_PROBLEM TO WORK ON_
Return a copy of every line in the records that includes the word "order".

***** DATA SHOWN

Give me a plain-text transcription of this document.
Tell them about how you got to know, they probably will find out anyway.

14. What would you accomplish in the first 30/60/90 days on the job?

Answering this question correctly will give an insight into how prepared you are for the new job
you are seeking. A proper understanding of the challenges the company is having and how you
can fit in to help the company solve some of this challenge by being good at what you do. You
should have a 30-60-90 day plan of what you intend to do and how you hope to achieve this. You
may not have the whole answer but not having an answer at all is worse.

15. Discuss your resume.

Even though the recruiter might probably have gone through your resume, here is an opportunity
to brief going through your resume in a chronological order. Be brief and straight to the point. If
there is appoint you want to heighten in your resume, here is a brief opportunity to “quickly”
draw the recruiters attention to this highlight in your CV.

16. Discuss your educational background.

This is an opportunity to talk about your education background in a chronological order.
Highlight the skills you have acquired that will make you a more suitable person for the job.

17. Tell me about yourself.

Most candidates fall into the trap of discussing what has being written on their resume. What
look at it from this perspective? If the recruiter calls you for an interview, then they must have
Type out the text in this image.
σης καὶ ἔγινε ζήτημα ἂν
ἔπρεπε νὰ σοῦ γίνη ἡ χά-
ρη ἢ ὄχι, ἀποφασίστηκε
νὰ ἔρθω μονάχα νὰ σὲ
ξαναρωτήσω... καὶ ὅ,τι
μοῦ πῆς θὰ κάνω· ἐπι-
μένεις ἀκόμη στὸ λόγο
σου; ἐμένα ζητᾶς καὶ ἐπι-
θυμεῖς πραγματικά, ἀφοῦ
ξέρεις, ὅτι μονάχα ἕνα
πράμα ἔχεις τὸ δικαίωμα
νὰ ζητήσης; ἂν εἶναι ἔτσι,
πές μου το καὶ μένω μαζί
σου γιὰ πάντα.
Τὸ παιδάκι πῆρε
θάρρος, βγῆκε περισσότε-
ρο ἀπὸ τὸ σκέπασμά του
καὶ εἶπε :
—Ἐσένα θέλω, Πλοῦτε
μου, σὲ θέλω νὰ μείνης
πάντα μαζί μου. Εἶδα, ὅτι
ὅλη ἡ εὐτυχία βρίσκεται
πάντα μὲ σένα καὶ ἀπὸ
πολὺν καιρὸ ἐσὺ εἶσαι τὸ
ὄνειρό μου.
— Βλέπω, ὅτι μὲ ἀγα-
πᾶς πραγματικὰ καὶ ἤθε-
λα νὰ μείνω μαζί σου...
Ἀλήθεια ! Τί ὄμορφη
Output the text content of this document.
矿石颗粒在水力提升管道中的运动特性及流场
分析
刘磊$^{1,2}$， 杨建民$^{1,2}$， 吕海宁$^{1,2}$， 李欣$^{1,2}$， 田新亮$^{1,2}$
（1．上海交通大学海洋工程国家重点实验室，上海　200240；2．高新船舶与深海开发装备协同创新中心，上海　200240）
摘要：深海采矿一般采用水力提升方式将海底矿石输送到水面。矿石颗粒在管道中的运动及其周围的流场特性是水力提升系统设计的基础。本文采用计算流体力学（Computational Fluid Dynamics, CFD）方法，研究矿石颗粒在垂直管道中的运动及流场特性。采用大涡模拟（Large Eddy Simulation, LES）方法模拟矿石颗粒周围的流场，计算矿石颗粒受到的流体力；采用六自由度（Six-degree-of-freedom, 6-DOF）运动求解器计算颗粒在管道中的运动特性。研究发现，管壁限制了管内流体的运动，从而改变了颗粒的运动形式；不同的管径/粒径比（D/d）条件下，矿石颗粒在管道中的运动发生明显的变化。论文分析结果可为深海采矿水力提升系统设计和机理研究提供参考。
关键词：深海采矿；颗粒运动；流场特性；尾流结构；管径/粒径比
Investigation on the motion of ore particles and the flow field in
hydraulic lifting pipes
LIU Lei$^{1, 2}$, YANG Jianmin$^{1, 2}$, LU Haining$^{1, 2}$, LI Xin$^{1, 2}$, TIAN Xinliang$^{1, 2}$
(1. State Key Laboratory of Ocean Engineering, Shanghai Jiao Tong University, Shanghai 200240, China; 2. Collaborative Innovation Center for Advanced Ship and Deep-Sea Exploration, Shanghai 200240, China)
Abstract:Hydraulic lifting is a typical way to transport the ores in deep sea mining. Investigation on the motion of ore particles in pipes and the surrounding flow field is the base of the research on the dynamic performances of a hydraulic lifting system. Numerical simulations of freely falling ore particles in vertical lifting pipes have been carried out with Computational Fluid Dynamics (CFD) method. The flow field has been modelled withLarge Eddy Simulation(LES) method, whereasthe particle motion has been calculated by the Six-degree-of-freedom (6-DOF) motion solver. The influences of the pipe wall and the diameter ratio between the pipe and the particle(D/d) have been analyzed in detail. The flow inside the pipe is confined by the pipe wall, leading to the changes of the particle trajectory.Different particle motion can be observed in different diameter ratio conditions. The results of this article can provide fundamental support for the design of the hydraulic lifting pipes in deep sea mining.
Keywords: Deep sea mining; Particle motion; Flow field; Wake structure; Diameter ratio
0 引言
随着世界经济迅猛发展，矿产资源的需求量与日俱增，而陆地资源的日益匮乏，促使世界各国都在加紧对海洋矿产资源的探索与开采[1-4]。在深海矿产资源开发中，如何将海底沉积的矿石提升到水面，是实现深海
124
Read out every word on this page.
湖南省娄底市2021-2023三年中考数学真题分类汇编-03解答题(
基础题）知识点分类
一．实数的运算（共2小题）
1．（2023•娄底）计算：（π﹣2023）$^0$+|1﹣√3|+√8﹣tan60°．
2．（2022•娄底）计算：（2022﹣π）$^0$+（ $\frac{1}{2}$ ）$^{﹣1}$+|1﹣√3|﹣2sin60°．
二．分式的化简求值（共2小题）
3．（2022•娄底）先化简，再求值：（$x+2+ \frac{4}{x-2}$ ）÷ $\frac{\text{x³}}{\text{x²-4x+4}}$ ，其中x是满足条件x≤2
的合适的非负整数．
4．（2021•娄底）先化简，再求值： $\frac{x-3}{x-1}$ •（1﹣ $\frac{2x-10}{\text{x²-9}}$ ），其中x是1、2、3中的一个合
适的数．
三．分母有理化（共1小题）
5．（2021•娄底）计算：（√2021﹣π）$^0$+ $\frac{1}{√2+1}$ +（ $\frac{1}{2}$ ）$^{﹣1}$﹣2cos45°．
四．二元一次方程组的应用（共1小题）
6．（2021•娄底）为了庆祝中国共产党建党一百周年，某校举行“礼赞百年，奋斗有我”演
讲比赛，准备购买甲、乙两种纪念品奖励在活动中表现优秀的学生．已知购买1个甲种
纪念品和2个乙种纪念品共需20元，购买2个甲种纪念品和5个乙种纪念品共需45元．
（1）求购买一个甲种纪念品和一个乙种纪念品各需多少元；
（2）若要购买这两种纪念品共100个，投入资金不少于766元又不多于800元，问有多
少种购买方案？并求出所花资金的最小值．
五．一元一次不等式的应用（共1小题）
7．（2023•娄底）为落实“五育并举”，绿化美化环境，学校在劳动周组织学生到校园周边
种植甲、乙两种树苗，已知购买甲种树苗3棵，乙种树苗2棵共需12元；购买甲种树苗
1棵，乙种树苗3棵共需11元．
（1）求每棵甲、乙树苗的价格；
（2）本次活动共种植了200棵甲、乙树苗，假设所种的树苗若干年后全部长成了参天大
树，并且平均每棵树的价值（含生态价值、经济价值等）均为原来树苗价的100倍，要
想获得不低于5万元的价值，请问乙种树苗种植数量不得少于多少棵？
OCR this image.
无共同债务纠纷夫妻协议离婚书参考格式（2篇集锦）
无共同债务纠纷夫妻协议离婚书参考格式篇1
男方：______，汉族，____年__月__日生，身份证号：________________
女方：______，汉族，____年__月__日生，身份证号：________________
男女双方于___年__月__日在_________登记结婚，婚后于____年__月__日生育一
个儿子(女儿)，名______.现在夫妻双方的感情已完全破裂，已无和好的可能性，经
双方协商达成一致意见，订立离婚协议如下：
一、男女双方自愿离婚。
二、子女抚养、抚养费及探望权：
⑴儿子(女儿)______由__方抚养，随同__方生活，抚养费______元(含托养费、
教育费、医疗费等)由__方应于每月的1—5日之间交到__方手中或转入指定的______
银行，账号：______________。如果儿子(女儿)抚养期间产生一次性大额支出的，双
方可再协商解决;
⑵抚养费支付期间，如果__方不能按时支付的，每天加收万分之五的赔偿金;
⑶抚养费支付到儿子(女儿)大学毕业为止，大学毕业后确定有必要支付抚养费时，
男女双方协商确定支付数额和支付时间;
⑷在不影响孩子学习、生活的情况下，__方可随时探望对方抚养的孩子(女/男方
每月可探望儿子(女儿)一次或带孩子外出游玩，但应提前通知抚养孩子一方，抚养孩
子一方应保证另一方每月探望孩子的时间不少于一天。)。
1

**********

_RESPONSE_
to brief going through your resume in a chronological order. Be brief and straight to the point. If
This is an opportunity to talk about your education background in a chronological order.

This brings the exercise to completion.